◆ **Task prompt**
Retype all of the entries word for word.

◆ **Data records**
----
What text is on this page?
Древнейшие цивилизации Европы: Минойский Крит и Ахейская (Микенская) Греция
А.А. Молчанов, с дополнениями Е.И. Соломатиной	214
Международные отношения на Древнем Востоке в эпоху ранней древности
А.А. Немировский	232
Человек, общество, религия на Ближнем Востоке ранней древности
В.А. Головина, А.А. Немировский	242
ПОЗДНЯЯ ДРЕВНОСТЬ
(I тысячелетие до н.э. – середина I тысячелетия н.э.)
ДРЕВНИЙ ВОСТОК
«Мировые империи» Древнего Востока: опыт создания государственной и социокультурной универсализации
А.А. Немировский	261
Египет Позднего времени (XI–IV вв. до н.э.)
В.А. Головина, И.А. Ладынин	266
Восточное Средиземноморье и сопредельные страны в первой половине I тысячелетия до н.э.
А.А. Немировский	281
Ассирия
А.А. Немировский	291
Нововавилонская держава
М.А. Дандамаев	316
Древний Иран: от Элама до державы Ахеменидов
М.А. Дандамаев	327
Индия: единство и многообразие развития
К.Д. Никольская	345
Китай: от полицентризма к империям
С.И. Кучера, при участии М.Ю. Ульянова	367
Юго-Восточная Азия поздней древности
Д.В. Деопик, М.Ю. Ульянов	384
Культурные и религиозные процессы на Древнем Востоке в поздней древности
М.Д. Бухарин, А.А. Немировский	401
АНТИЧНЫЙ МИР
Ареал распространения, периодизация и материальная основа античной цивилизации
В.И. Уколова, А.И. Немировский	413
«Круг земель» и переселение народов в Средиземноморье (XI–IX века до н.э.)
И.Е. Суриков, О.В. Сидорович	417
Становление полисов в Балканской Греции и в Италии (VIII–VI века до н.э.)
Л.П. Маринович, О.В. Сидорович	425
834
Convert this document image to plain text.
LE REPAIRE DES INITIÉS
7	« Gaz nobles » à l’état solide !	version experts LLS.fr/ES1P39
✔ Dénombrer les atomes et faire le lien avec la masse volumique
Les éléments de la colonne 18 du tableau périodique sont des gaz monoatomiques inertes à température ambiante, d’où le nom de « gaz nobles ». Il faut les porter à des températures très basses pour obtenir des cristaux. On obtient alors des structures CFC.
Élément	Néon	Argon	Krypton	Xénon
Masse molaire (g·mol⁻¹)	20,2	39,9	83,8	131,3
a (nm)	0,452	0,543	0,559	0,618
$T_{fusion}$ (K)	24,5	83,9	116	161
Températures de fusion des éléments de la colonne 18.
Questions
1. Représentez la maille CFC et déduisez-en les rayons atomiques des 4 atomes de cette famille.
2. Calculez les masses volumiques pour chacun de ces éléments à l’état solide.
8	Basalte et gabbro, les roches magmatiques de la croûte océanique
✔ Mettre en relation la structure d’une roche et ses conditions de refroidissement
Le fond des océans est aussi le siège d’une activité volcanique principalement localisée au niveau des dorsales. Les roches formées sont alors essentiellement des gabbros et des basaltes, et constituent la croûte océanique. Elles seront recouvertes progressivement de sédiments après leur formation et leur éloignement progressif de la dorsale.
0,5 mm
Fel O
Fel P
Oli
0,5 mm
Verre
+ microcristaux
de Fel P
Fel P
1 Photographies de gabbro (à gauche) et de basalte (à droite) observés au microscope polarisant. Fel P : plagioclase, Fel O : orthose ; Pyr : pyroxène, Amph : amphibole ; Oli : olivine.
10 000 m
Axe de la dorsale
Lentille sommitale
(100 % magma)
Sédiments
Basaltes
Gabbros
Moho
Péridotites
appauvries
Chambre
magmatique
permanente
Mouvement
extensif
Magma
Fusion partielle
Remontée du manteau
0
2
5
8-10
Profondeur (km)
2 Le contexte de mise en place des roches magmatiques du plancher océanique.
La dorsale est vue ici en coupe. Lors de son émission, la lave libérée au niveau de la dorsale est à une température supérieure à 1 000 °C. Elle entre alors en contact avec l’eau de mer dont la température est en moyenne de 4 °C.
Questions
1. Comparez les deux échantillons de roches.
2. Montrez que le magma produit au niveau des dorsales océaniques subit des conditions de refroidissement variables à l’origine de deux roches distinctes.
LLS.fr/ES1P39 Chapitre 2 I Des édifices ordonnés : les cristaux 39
----
◆ **The output**
What text is on this page?
Древнейшие цивилизации Европы: Минойский Крит и Ахейская (Микенская) Греция
А.А. Молчанов, с дополнениями Е.И. Соломатиной	214
Международные отношения на Древнем Востоке в эпоху ранней древности
А.А. Немировский	232
Человек, общество, религия на Ближнем Востоке ранней древности
В.А. Головина, А.А. Немировский	242
ПОЗДНЯЯ ДРЕВНОСТЬ
(I тысячелетие до н.э. – середина I тысячелетия н.э.)
ДРЕВНИЙ ВОСТОК
«Мировые империи» Древнего Востока: опыт создания государственной и социокультурной универсализации
А.А. Немировский	261
Египет Позднего времени (XI–IV вв. до н.э.)
В.А. Головина, И.А. Ладынин	266
Восточное Средиземноморье и сопредельные страны в первой половине I тысячелетия до н.э.
А.А. Немировский	281
Ассирия
А.А. Немировский	291
Нововавилонская держава
М.А. Дандамаев	316
Древний Иран: от Элама до державы Ахеменидов
М.А. Дандамаев	327
Индия: единство и многообразие развития
К.Д. Никольская	345
Китай: от полицентризма к империям
С.И. Кучера, при участии М.Ю. Ульянова	367
Юго-Восточная Азия поздней древности
Д.В. Деопик, М.Ю. Ульянов	384
Культурные и религиозные процессы на Древнем Востоке в поздней древности
М.Д. Бухарин, А.А. Немировский	401
АНТИЧНЫЙ МИР
Ареал распространения, периодизация и материальная основа античной цивилизации
В.И. Уколова, А.И. Немировский	413
«Круг земель» и переселение народов в Средиземноморье (XI–IX века до н.э.)
И.Е. Суриков, О.В. Сидорович	417
Становление полисов в Балканской Греции и в Италии (VIII–VI века до н.э.)
Л.П. Маринович, О.В. Сидорович	425
834
Convert this document image to plain text.
LE REPAIRE DES INITIÉS
7	« Gaz nobles » à l’état solide !	version experts LLS.fr/ES1P39
✔ Dénombrer les atomes et faire le lien avec la masse volumique
Les éléments de la colonne 18 du tableau périodique sont des gaz monoatomiques inertes à température ambiante, d’où le nom de « gaz nobles ». Il faut les porter à des températures très basses pour obtenir des cristaux. On obtient alors des structures CFC.
Élément	Néon	Argon	Krypton	Xénon
Masse molaire (g·mol⁻¹)	20,2	39,9	83,8	131,3
a (nm)	0,452	0,543	0,559	0,618
$T_{fusion}$ (K)	24,5	83,9	116	161
Températures de fusion des éléments de la colonne 18.
Questions
1. Représentez la maille CFC et déduisez-en les rayons atomiques des 4 atomes de cette famille.
2. Calculez les masses volumiques pour chacun de ces éléments à l’état solide.
8	Basalte et gabbro, les roches magmatiques de la croûte océanique
✔ Mettre en relation la structure d’une roche et ses conditions de refroidissement
Le fond des océans est aussi le siège d’une activité volcanique principalement localisée au niveau des dorsales. Les roches formées sont alors essentiellement des gabbros et des basaltes, et constituent la croûte océanique. Elles seront recouvertes progressivement de sédiments après leur formation et leur éloignement progressif de la dorsale.
0,5 mm
Fel O
Fel P
Oli
0,5 mm
Verre
+ microcristaux
de Fel P
Fel P
1 Photographies de gabbro (à gauche) et de basalte (à droite) observés au microscope polarisant. Fel P : plagioclase, Fel O : orthose ; Pyr : pyroxène, Amph : amphibole ; Oli : olivine.
10 000 m
Axe de la dorsale
Lentille sommitale
(100 % magma)
Sédiments
Basaltes
Gabbros
Moho
Péridotites
appauvries
Chambre
magmatique
permanente
Mouvement
extensif
Magma
Fusion partielle
Remontée du manteau
0
2
5
8-10
Profondeur (km)
2 Le contexte de mise en place des roches magmatiques du plancher océanique.
La dorsale est vue ici en coupe. Lors de son émission, la lave libérée au niveau de la dorsale est à une température supérieure à 1 000 °C. Elle entre alors en contact avec l’eau de mer dont la température est en moyenne de 4 °C.
Questions
1. Comparez les deux échantillons de roches.
2. Montrez que le magma produit au niveau des dorsales océaniques subit des conditions de refroidissement variables à l’origine de deux roches distinctes.
LLS.fr/ES1P39 Chapitre 2 I Des édifices ordonnés : les cristaux 39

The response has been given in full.